→ **Short task**: Repeat the whole listing below, word for word.

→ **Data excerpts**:
"""

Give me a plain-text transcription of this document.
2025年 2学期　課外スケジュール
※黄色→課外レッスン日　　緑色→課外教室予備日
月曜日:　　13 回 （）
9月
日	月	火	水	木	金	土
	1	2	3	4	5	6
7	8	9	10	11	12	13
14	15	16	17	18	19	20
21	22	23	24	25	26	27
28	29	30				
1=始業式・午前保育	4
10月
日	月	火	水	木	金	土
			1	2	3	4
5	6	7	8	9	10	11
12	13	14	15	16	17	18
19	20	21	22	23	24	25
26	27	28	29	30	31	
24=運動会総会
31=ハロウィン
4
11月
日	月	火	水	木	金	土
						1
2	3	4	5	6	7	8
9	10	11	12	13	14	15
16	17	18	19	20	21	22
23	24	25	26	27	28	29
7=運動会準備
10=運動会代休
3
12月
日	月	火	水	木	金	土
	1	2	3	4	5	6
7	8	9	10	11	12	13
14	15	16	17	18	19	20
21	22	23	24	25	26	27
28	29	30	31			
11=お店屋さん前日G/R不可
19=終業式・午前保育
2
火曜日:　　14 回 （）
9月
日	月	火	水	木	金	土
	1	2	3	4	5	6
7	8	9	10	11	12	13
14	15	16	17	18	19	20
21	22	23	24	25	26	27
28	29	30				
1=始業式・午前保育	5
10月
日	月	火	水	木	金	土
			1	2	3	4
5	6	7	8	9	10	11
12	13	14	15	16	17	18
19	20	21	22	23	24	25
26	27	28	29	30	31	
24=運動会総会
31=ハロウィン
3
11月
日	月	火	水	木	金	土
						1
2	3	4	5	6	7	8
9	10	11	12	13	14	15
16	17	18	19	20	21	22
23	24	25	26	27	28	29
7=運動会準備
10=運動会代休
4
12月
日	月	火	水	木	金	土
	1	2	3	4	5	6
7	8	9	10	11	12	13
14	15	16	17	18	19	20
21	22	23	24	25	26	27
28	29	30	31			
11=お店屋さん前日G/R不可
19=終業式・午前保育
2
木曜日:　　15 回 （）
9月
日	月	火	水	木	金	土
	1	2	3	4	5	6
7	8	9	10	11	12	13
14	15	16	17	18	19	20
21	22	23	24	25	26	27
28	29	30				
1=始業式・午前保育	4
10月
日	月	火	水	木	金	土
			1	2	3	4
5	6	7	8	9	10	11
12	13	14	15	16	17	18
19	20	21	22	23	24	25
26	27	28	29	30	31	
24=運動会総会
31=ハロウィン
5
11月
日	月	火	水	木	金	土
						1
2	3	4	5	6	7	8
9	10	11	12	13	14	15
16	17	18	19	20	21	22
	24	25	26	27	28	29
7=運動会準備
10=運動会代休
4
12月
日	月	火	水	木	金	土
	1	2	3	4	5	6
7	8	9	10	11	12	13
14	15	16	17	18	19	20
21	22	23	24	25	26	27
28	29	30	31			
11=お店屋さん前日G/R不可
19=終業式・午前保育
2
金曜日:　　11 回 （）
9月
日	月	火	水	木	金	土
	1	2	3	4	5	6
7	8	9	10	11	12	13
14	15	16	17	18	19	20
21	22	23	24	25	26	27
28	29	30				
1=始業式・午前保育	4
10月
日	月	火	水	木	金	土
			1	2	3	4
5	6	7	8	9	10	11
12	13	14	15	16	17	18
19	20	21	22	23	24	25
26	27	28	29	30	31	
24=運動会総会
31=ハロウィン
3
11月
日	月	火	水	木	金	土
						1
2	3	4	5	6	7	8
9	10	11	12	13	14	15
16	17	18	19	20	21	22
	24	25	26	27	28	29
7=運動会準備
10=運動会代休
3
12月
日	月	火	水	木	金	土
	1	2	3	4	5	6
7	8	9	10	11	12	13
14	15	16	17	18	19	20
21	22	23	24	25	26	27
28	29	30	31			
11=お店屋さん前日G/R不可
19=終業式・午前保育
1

"""

→ **Finished answer**:
Give me a plain-text transcription of this document.
2025年 2学期　課外スケジュール
※黄色→課外レッスン日　　緑色→課外教室予備日
月曜日:　　13 回 （）
9月
日	月	火	水	木	金	土
	1	2	3	4	5	6
7	8	9	10	11	12	13
14	15	16	17	18	19	20
21	22	23	24	25	26	27
28	29	30				
1=始業式・午前保育	4
10月
日	月	火	水	木	金	土
			1	2	3	4
5	6	7	8	9	10	11
12	13	14	15	16	17	18
19	20	21	22	23	24	25
26	27	28	29	30	31	
24=運動会総会
31=ハロウィン
4
11月
日	月	火	水	木	金	土
						1
2	3	4	5	6	7	8
9	10	11	12	13	14	15
16	17	18	19	20	21	22
23	24	25	26	27	28	29
7=運動会準備
10=運動会代休
3
12月
日	月	火	水	木	金	土
	1	2	3	4	5	6
7	8	9	10	11	12	13
14	15	16	17	18	19	20
21	22	23	24	25	26	27
28	29	30	31			
11=お店屋さん前日G/R不可
19=終業式・午前保育
2
火曜日:　　14 回 （）
9月
日	月	火	水	木	金	土
	1	2	3	4	5	6
7	8	9	10	11	12	13
14	15	16	17	18	19	20
21	22	23	24	25	26	27
28	29	30				
1=始業式・午前保育	5
10月
日	月	火	水	木	金	土
			1	2	3	4
5	6	7	8	9	10	11
12	13	14	15	16	17	18
19	20	21	22	23	24	25
26	27	28	29	30	31	
24=運動会総会
31=ハロウィン
3
11月
日	月	火	水	木	金	土
						1
2	3	4	5	6	7	8
9	10	11	12	13	14	15
16	17	18	19	20	21	22
23	24	25	26	27	28	29
7=運動会準備
10=運動会代休
4
12月
日	月	火	水	木	金	土
	1	2	3	4	5	6
7	8	9	10	11	12	13
14	15	16	17	18	19	20
21	22	23	24	25	26	27
28	29	30	31			
11=お店屋さん前日G/R不可
19=終業式・午前保育
2
木曜日:　　15 回 （）
9月
日	月	火	水	木	金	土
	1	2	3	4	5	6
7	8	9	10	11	12	13
14	15	16	17	18	19	20
21	22	23	24	25	26	27
28	29	30				
1=始業式・午前保育	4
10月
日	月	火	水	木	金	土
			1	2	3	4
5	6	7	8	9	10	11
12	13	14	15	16	17	18
19	20	21	22	23	24	25
26	27	28	29	30	31	
24=運動会総会
31=ハロウィン
5
11月
日	月	火	水	木	金	土
						1
2	3	4	5	6	7	8
9	10	11	12	13	14	15
16	17	18	19	20	21	22
	24	25	26	27	28	29
7=運動会準備
10=運動会代休
4
12月
日	月	火	水	木	金	土
	1	2	3	4	5	6
7	8	9	10	11	12	13
14	15	16	17	18	19	20
21	22	23	24	25	26	27
28	29	30	31			
11=お店屋さん前日G/R不可
19=終業式・午前保育
2
金曜日:　　11 回 （）
9月
日	月	火	水	木	金	土
	1	2	3	4	5	6
7	8	9	10	11	12	13
14	15	16	17	18	19	20
21	22	23	24	25	26	27
28	29	30				
1=始業式・午前保育	4
10月
日	月	火	水	木	金	土
			1	2	3	4
5	6	7	8	9	10	11
12	13	14	15	16	17	18
19	20	21	22	23	24	25
26	27	28	29	30	31	
24=運動会総会
31=ハロウィン
3
11月
日	月	火	水	木	金	土
						1
2	3	4	5	6	7	8
9	10	11	12	13	14	15
16	17	18	19	20	21	22
	24	25	26	27	28	29
7=運動会準備
10=運動会代休
3
12月
日	月	火	水	木	金	土
	1	2	3	4	5	6
7	8	9	10	11	12	13
14	15	16	17	18	19	20
21	22	23	24	25	26	27
28	29	30	31			
11=お店屋さん前日G/R不可
19=終業式・午前保育
1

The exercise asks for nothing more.